-- BEGIN Supplied data --

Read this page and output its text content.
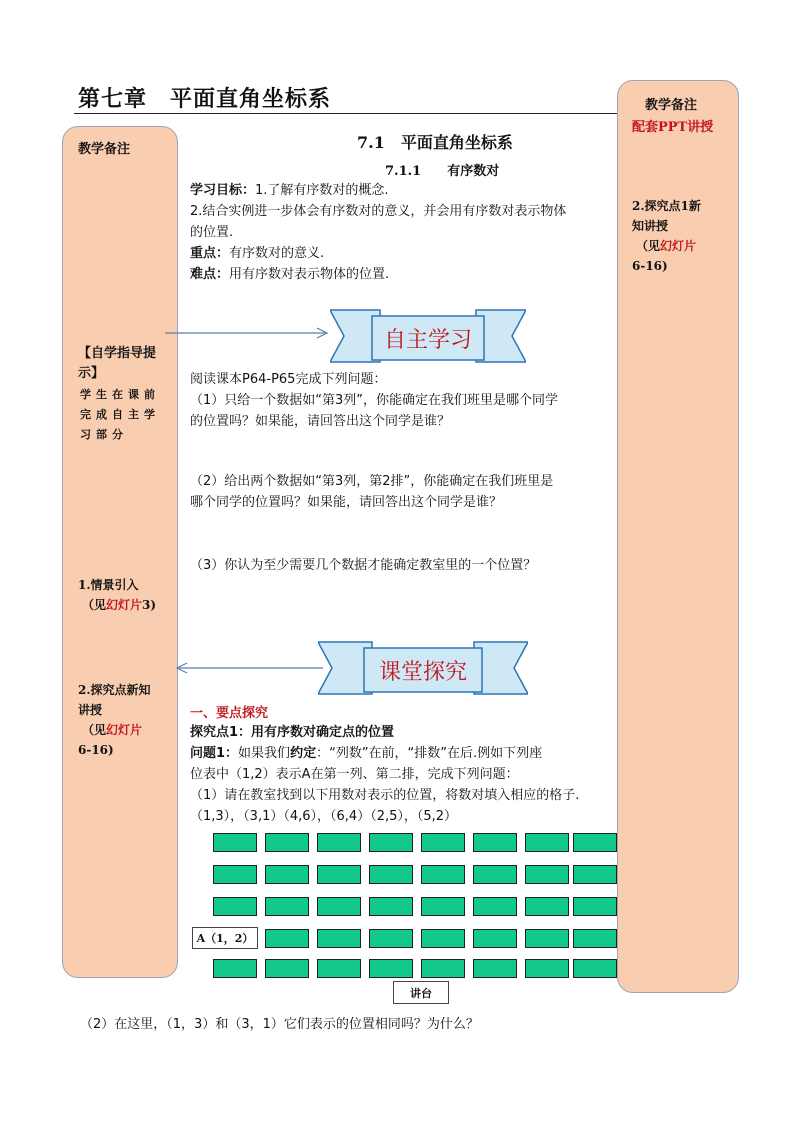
第七章　平面直角坐标系
教学备注
【自学指导提示】
学生在课前完成自主学习部分
1.情景引入
（见幻灯片3)
2.探究点新知
讲授
（见幻灯片
6-16)
教学备注
配套PPT讲授
2.探究点1新
知讲授
（见幻灯片
6-16)
7.1　平面直角坐标系
7.1.1　　有序数对
学习目标：1.了解有序数对的概念.
2.结合实例进一步体会有序数对的意义，并会用有序数对表示物体
的位置.
重点：有序数对的意义.
难点：用有序数对表示物体的位置.
自主学习
阅读课本P64-P65完成下列问题：
（1）只给一个数据如“第3列”，你能确定在我们班里是哪个同学
的位置吗？如果能，请回答出这个同学是谁？
（2）给出两个数据如“第3列，第2排”，你能确定在我们班里是
哪个同学的位置吗？如果能，请回答出这个同学是谁？
（3）你认为至少需要几个数据才能确定教室里的一个位置？
课堂探究
一、要点探究
探究点1：用有序数对确定点的位置
问题1：如果我们约定：“列数”在前，“排数”在后.例如下列座
位表中（1,2）表示A在第一列、第二排，完成下列问题：
（1）请在教室找到以下用数对表示的位置，将数对填入相应的格子.
（1,3），（3,1）（4,6），（6,4）（2,5），（5,2）
A（1，2）
讲台
（2）在这里，（1，3）和（3，1）它们表示的位置相同吗？为什么？
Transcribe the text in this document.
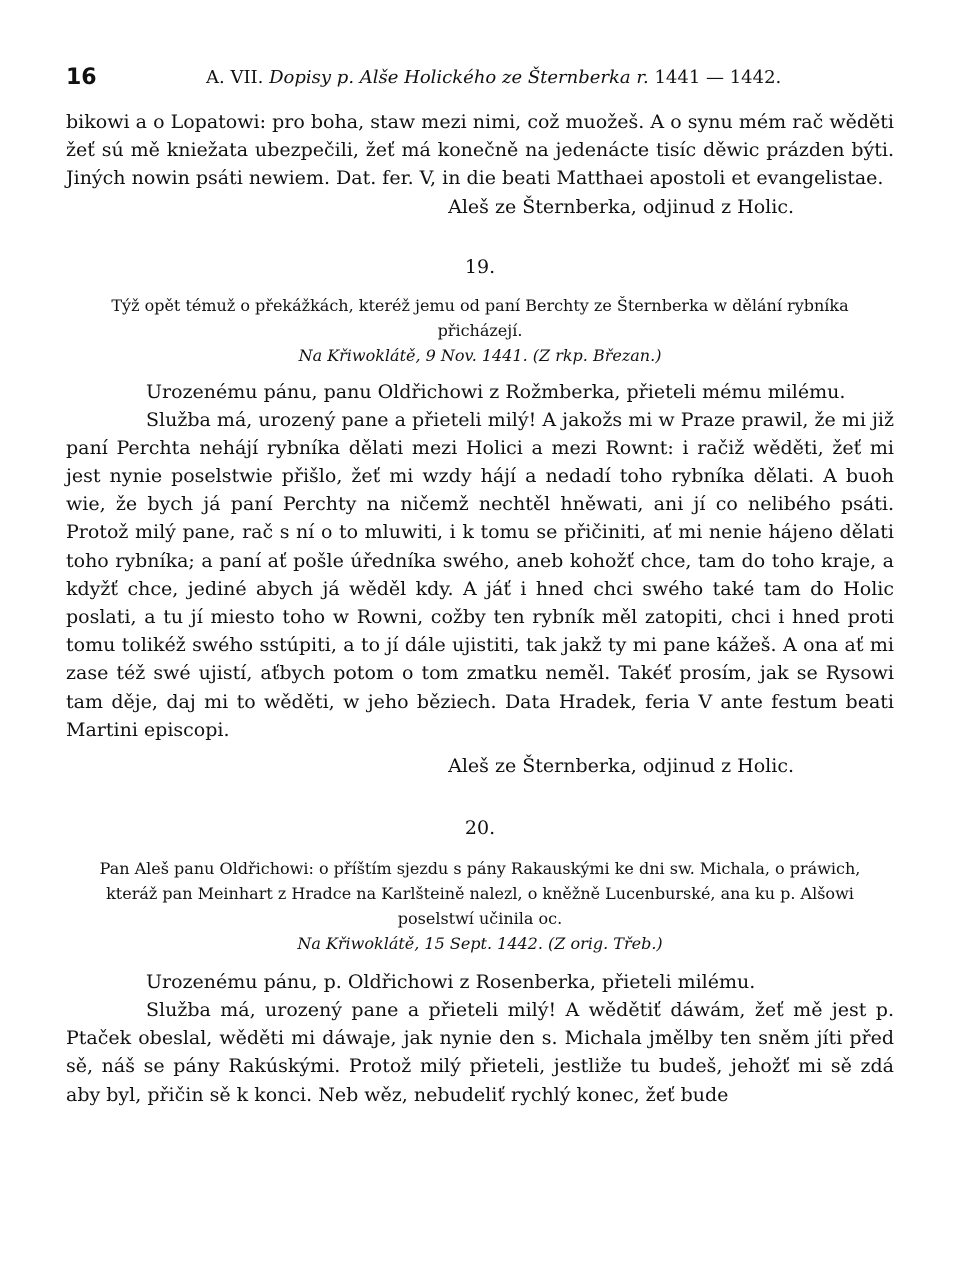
16	A. VII. Dopisy p. Alše Holického ze Šternberka r. 1441 — 1442.

bikowi a o Lopatowi: pro boha, staw mezi nimi, což muožeš. A o synu mém rač wěděti žeť sú mě kniežata ubezpečili, žeť má konečně na jedenácte tisíc děwic prázden býti. Jiných nowin psáti newiem. Dat. fer. V, in die beati Matthaei apostoli et evangelistae.

Aleš ze Šternberka, odjinud z Holic.

19.

Týž opět témuž o překážkách, kteréž jemu od paní Berchty ze Šternberka w dělání rybníka přicházejí.

Na Křiwoklátě, 9 Nov. 1441. (Z rkp. Březan.)

Urozenému pánu, panu Oldřichowi z Rožmberka, přieteli mému milému.

Služba má, urozený pane a přieteli milý! A jakožs mi w Praze prawil, že mi již paní Perchta nehájí rybníka dělati mezi Holici a mezi Rownt: i račiž wěděti, žeť mi jest nynie poselstwie přišlo, žeť mi wzdy hájí a nedadí toho rybníka dělati. A buoh wie, že bych já paní Perchty na ničemž nechtěl hněwati, ani jí co nelibého psáti. Protož milý pane, rač s ní o to mluwiti, i k tomu se přičiniti, ať mi nenie hájeno dělati toho rybníka; a paní ať pošle úředníka swého, aneb kohožť chce, tam do toho kraje, a kdyžť chce, jediné abych já wěděl kdy. A jáť i hned chci swého také tam do Holic poslati, a tu jí miesto toho w Rowni, cožby ten rybník měl zatopiti, chci i hned proti tomu tolikéž swého sstúpiti, a to jí dále ujistiti, tak jakž ty mi pane kážeš. A ona ať mi zase též swé ujistí, aťbych potom o tom zmatku neměl. Takéť prosím, jak se Rysowi tam děje, daj mi to wěděti, w jeho běziech. Data Hradek, feria V ante festum beati Martini episcopi.

Aleš ze Šternberka, odjinud z Holic.

20.

Pan Aleš panu Oldřichowi: o příštím sjezdu s pány Rakauskými ke dni sw. Michala, o práwich, kteráž pan Meinhart z Hradce na Karlšteině nalezl, o kněžně Lucenburské, ana ku p. Alšowi poselstwí učinila oc.

Na Křiwoklátě, 15 Sept. 1442. (Z orig. Třeb.)

Urozenému pánu, p. Oldřichowi z Rosenberka, přieteli milému.

Služba má, urozený pane a přieteli milý! A wědětiť dáwám, žeť mě jest p. Ptaček obeslal, wěděti mi dáwaje, jak nynie den s. Michala jmělby ten sněm jíti před sě, náš se pány Rakúskými. Protož milý přieteli, jestliže tu budeš, jehožť mi sě zdá aby byl, přičin sě k konci. Neb wěz, nebudeliť rychlý konec, žeť bude
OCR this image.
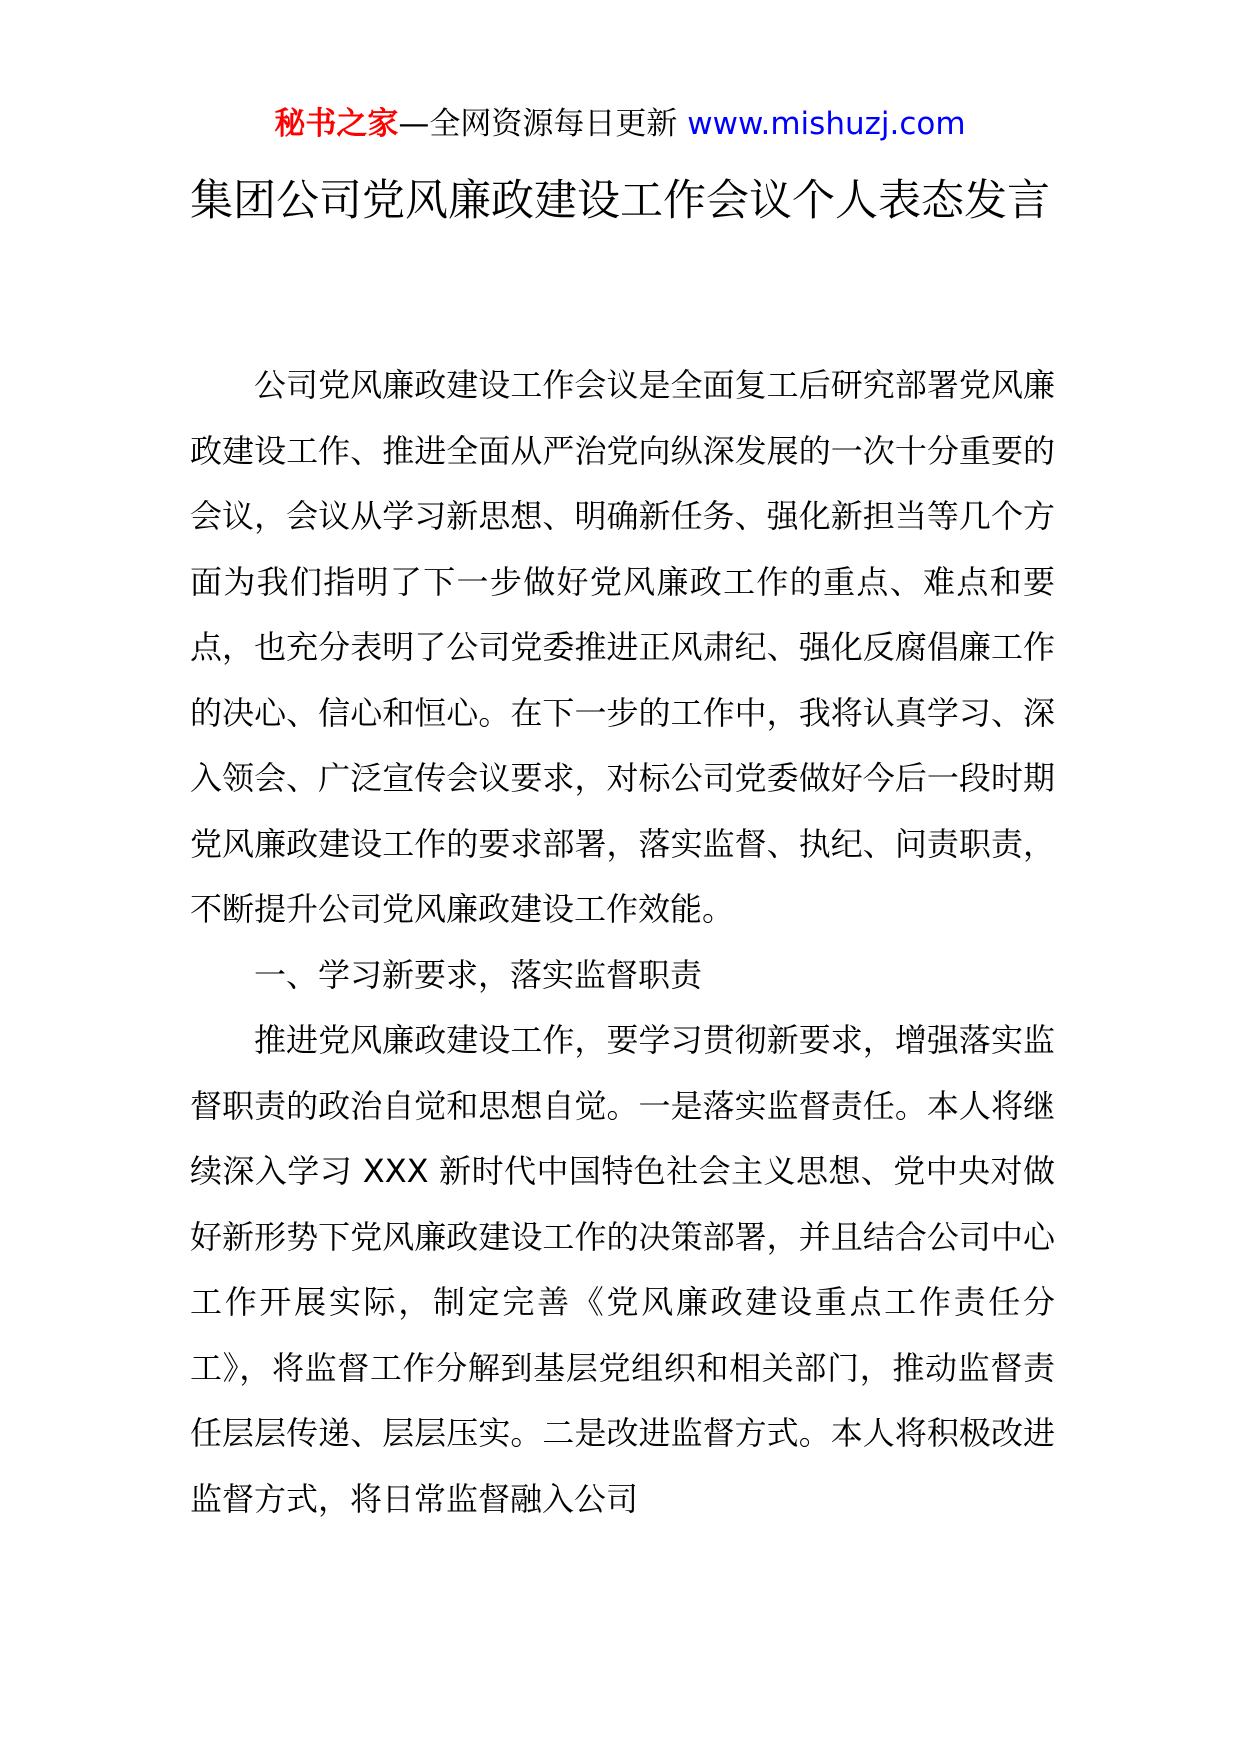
秘书之家—全网资源每日更新 www.mishuzj.com
集团公司党风廉政建设工作会议个人表态发言

公司党风廉政建设工作会议是全面复工后研究部署党风廉政建设工作、推进全面从严治党向纵深发展的一次十分重要的会议，会议从学习新思想、明确新任务、强化新担当等几个方面为我们指明了下一步做好党风廉政工作的重点、难点和要点，也充分表明了公司党委推进正风肃纪、强化反腐倡廉工作的决心、信心和恒心。在下一步的工作中，我将认真学习、深入领会、广泛宣传会议要求，对标公司党委做好今后一段时期党风廉政建设工作的要求部署，落实监督、执纪、问责职责，不断提升公司党风廉政建设工作效能。

一、学习新要求，落实监督职责

推进党风廉政建设工作，要学习贯彻新要求，增强落实监督职责的政治自觉和思想自觉。一是落实监督责任。本人将继续深入学习 XXX 新时代中国特色社会主义思想、党中央对做好新形势下党风廉政建设工作的决策部署，并且结合公司中心工作开展实际，制定完善《党风廉政建设重点工作责任分工》，将监督工作分解到基层党组织和相关部门，推动监督责任层层传递、层层压实。二是改进监督方式。本人将积极改进监督方式，将日常监督融入公司
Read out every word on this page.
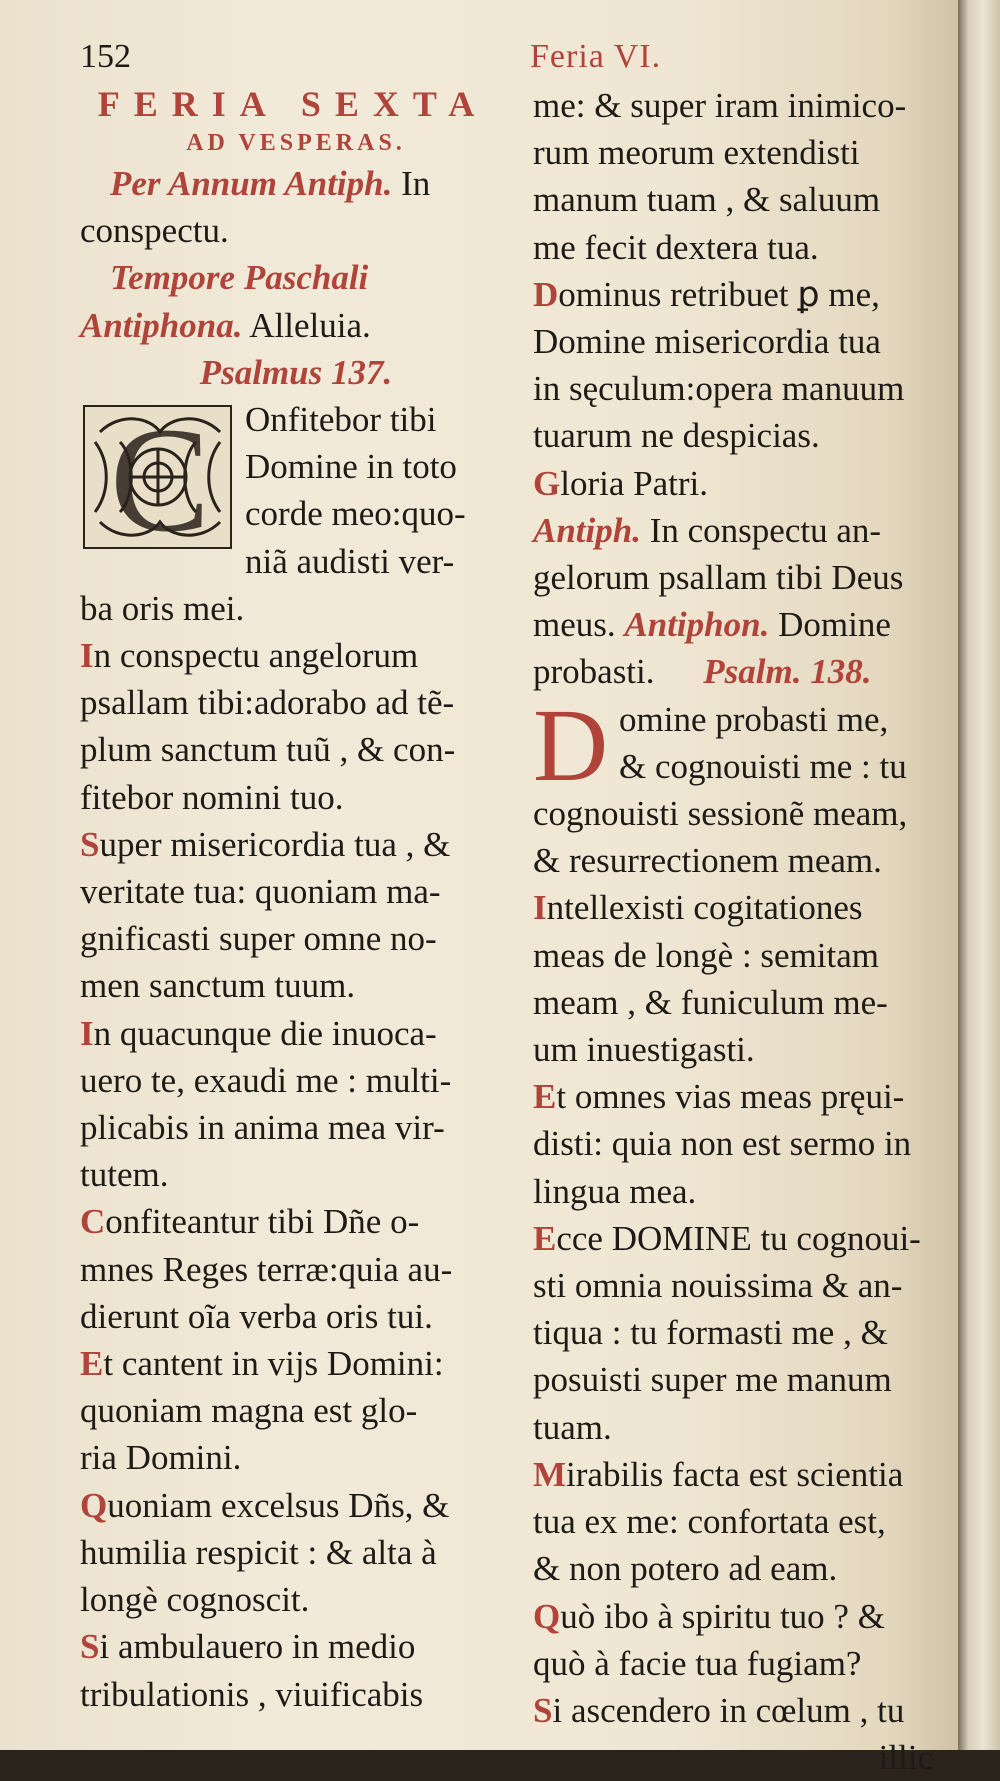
152	Feria VI.
FERIA SEXTA
AD VESPERAS.

Per Annum Antiph. In conspectu.

Tempore Paschali Antiphona. Alleluia.

Psalmus 137.

C Onfitebor tibi

Domine in toto

corde meo:quo-

niã audisti ver-

ba oris mei.

In conspectu angelorum

psallam tibi:adorabo ad tẽ-

plum sanctum tuũ , & con-

fitebor nomini tuo.

Super misericordia tua , &

veritate tua: quoniam ma-

gnificasti super omne no-

men sanctum tuum.

In quacunque die inuoca-

uero te, exaudi me : multi-

plicabis in anima mea vir-

tutem.

Confiteantur tibi Dñe o-

mnes Reges terræ:quia au-

dierunt oĩa verba oris tui.

Et cantent in vijs Domini:

quoniam magna est glo-

ria Domini.

Quoniam excelsus Dñs, &

humilia respicit : & alta à

longè cognoscit.

Si ambulauero in medio

tribulationis , viuificabis

me: & super iram inimico-

rum meorum extendisti

manum tuam , & saluum

me fecit dextera tua.

Dominus retribuet ꝑ me,

Domine misericordia tua

in sęculum:opera manuum

tuarum ne despicias.

Gloria Patri.

Antiph. In conspectu an-

gelorum psallam tibi Deus

meus. Antiphon. Domine

probasti. Psalm. 138.

D omine probasti me,

& cognouisti me : tu

cognouisti sessionẽ meam,

& resurrectionem meam.

Intellexisti cogitationes

meas de longè : semitam

meam , & funiculum me-

um inuestigasti.

Et omnes vias meas pręui-

disti: quia non est sermo in

lingua mea.

Ecce DOMINE tu cognoui-

sti omnia nouissima & an-

tiqua : tu formasti me , &

posuisti super me manum

tuam.

Mirabilis facta est scientia

tua ex me: confortata est,

& non potero ad eam.

Quò ibo à spiritu tuo ? &

quò à facie tua fugiam?

Si ascendero in cœlum , tu

illic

-- END Supplied data --

Wherever the word "Protož" occurs in a line of the listing, copy that line.

Služba má, urozený pane a přieteli milý! A jakožs mi w Praze prawil, že mi již paní Perchta nehájí rybníka dělati mezi Holici a mezi Rownt: i račiž wěděti, žeť mi jest nynie poselstwie přišlo, žeť mi wzdy hájí a nedadí toho rybníka dělati. A buoh wie, že bych já paní Perchty na ničemž nechtěl hněwati, ani jí co nelibého psáti. Protož milý pane, rač s ní o to mluwiti, i k tomu se přičiniti, ať mi nenie hájeno dělati toho rybníka; a paní ať pošle úředníka swého, aneb kohožť chce, tam do toho kraje, a kdyžť chce, jediné abych já wěděl kdy. A jáť i hned chci swého také tam do Holic poslati, a tu jí miesto toho w Rowni, cožby ten rybník měl zatopiti, chci i hned proti tomu tolikéž swého sstúpiti, a to jí dále ujistiti, tak jakž ty mi pane kážeš. A ona ať mi zase též swé ujistí, aťbych potom o tom zmatku neměl. Takéť prosím, jak se Rysowi tam děje, daj mi to wěděti, w jeho běziech. Data Hradek, feria V ante festum beati Martini episcopi.
Služba má, urozený pane a přieteli milý! A wědětiť dáwám, žeť mě jest p. Ptaček obeslal, wěděti mi dáwaje, jak nynie den s. Michala jmělby ten sněm jíti před sě, náš se pány Rakúskými. Protož milý přieteli, jestliže tu budeš, jehožť mi sě zdá aby byl, přičin sě k konci. Neb wěz, nebudeliť rychlý konec, žeť bude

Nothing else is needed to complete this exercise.